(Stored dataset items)
%%
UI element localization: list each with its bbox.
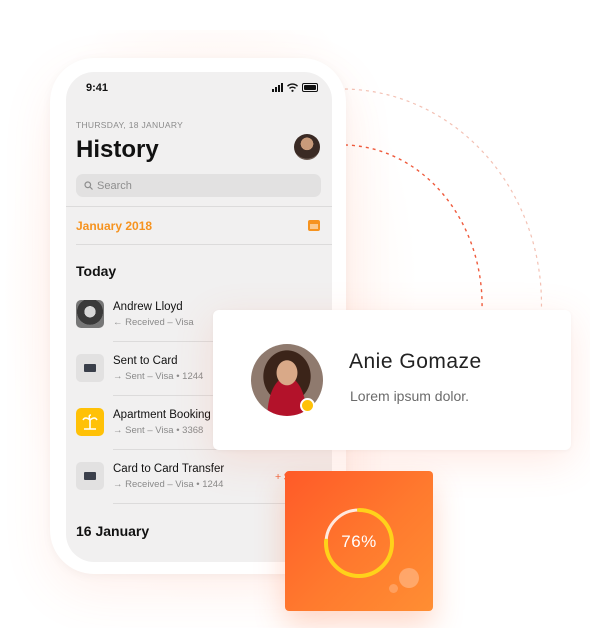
transaction-detail: ← Received – Visa: [113, 317, 194, 328]
page-title: History: [76, 136, 159, 163]
search-icon: [84, 181, 93, 190]
person-photo-icon: [76, 300, 104, 328]
progress-card: 76%: [285, 471, 433, 611]
wifi-icon: [287, 83, 298, 92]
transaction-name: Apartment Booking: [113, 409, 211, 421]
signal-icon: [272, 83, 283, 92]
calendar-icon[interactable]: [308, 220, 320, 231]
date-label: THURSDAY, 18 JANUARY: [76, 120, 184, 130]
section-header-today: Today: [76, 263, 117, 279]
transaction-name: Sent to Card: [113, 355, 178, 367]
divider: [76, 244, 332, 245]
list-item[interactable]: Card to Card Transfer → Received – Visa …: [76, 462, 316, 492]
profile-subtitle: Lorem ipsum dolor.: [350, 388, 470, 404]
online-status-dot: [300, 398, 315, 413]
status-time: 9:41: [86, 82, 109, 94]
search-placeholder: Search: [97, 179, 132, 192]
card-icon: [76, 354, 104, 382]
transaction-detail: → Received – Visa • 1244: [113, 479, 224, 490]
divider: [66, 206, 332, 207]
palm-tree-icon: [76, 408, 104, 436]
month-label[interactable]: January 2018: [76, 219, 152, 233]
profile-name: Anie Gomaze: [349, 350, 482, 373]
transaction-detail: → Sent – Visa • 3368: [113, 425, 204, 436]
search-input[interactable]: Search: [76, 174, 321, 197]
profile-card[interactable]: Anie Gomaze Lorem ipsum dolor.: [213, 310, 571, 450]
transaction-name: Card to Card Transfer: [113, 463, 225, 475]
user-avatar[interactable]: [294, 134, 320, 160]
battery-icon: [302, 83, 318, 92]
progress-percent: 76%: [341, 532, 377, 551]
section-header-16-january: 16 January: [76, 523, 150, 539]
status-icons: [272, 83, 318, 92]
decorative-bubble: [389, 584, 398, 593]
decorative-bubble: [399, 568, 419, 588]
transaction-name: Andrew Lloyd: [113, 301, 183, 313]
transaction-detail: → Sent – Visa • 1244: [113, 371, 204, 382]
card-icon: [76, 462, 104, 490]
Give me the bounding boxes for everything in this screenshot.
%%
§ Given exercise
Render every line of the data above as a numbered list, leaving out blank lines and the picture.

§ Answer below
1. UI element localization: list each with its bbox.
2. transaction-detail: ← Received – Visa: [113, 317, 194, 328]
3. page-title: History: [76, 136, 159, 163]
4. search-icon: [84, 181, 93, 190]
5. person-photo-icon: [76, 300, 104, 328]
6. progress-card: 76%: [285, 471, 433, 611]
7. wifi-icon: [287, 83, 298, 92]
8. transaction-name: Apartment Booking: [113, 409, 211, 421]
9. signal-icon: [272, 83, 283, 92]
10. calendar-icon[interactable]: [308, 220, 320, 231]
11. date-label: THURSDAY, 18 JANUARY: [76, 120, 184, 130]
12. section-header-today: Today: [76, 263, 117, 279]
13. transaction-name: Sent to Card: [113, 355, 178, 367]
14. divider: [76, 244, 332, 245]
15. list-item[interactable]: Card to Card Transfer → Received – Visa …: [76, 462, 316, 492]
16. profile-subtitle: Lorem ipsum dolor.: [350, 388, 470, 404]
17. online-status-dot: [300, 398, 315, 413]
18. status-time: 9:41: [86, 82, 109, 94]
19. search-placeholder: Search: [97, 179, 132, 192]
20. card-icon: [76, 354, 104, 382]
21. transaction-detail: → Received – Visa • 1244: [113, 479, 224, 490]
22. divider: [66, 206, 332, 207]
23. palm-tree-icon: [76, 408, 104, 436]
24. month-label[interactable]: January 2018: [76, 219, 152, 233]
25. profile-name: Anie Gomaze: [349, 350, 482, 373]
26. transaction-detail: → Sent – Visa • 3368: [113, 425, 204, 436]
27. search-input[interactable]: Search: [76, 174, 321, 197]
28. profile-card[interactable]: Anie Gomaze Lorem ipsum dolor.: [213, 310, 571, 450]
29. transaction-name: Card to Card Transfer: [113, 463, 225, 475]
30. user-avatar[interactable]: [294, 134, 320, 160]
31. battery-icon: [302, 83, 318, 92]
32. progress-percent: 76%: [341, 532, 377, 551]
33. section-header-16-january: 16 January: [76, 523, 150, 539]
34. status-icons: [272, 83, 318, 92]
35. decorative-bubble: [389, 584, 398, 593]
36. decorative-bubble: [399, 568, 419, 588]
37. transaction-name: Andrew Lloyd: [113, 301, 183, 313]
38. transaction-detail: → Sent – Visa • 1244: [113, 371, 204, 382]
39. card-icon: [76, 462, 104, 490]
40. Give me the bounding boxes for everything in this screenshot.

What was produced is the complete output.